▶ [MATERIAL FOR THIS TASK]:
◆ ◆ ◆ ◆ ◆

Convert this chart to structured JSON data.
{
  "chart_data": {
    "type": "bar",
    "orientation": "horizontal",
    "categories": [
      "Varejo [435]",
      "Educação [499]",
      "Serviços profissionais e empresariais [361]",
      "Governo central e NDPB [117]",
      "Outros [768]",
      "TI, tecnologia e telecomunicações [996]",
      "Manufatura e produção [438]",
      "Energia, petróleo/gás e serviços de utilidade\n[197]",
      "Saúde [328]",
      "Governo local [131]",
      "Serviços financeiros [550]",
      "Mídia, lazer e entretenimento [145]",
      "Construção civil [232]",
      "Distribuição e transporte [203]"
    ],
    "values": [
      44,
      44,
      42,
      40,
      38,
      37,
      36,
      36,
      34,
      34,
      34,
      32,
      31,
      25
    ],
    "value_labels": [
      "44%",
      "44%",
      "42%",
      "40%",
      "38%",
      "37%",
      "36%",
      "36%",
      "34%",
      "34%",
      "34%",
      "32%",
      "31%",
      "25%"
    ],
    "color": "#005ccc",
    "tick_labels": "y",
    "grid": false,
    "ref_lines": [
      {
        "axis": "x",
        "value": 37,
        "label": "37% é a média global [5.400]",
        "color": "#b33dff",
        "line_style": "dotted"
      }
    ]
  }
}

◆ ◆ ◆ ◆ ◆

▶ [GIVEN REQUEST]: Write out all records exactly, keeping every detail.

▶ [CORRECT OUTPUT]:
Convert this chart to structured JSON data.
{
  "chart_data": {
    "type": "bar",
    "orientation": "horizontal",
    "categories": [
      "Varejo [435]",
      "Educação [499]",
      "Serviços profissionais e empresariais [361]",
      "Governo central e NDPB [117]",
      "Outros [768]",
      "TI, tecnologia e telecomunicações [996]",
      "Manufatura e produção [438]",
      "Energia, petróleo/gás e serviços de utilidade\n[197]",
      "Saúde [328]",
      "Governo local [131]",
      "Serviços financeiros [550]",
      "Mídia, lazer e entretenimento [145]",
      "Construção civil [232]",
      "Distribuição e transporte [203]"
    ],
    "values": [
      44,
      44,
      42,
      40,
      38,
      37,
      36,
      36,
      34,
      34,
      34,
      32,
      31,
      25
    ],
    "value_labels": [
      "44%",
      "44%",
      "42%",
      "40%",
      "38%",
      "37%",
      "36%",
      "36%",
      "34%",
      "34%",
      "34%",
      "32%",
      "31%",
      "25%"
    ],
    "color": "#005ccc",
    "tick_labels": "y",
    "grid": false,
    "ref_lines": [
      {
        "axis": "x",
        "value": 37,
        "label": "37% é a média global [5.400]",
        "color": "#b33dff",
        "line_style": "dotted"
      }
    ]
  }
}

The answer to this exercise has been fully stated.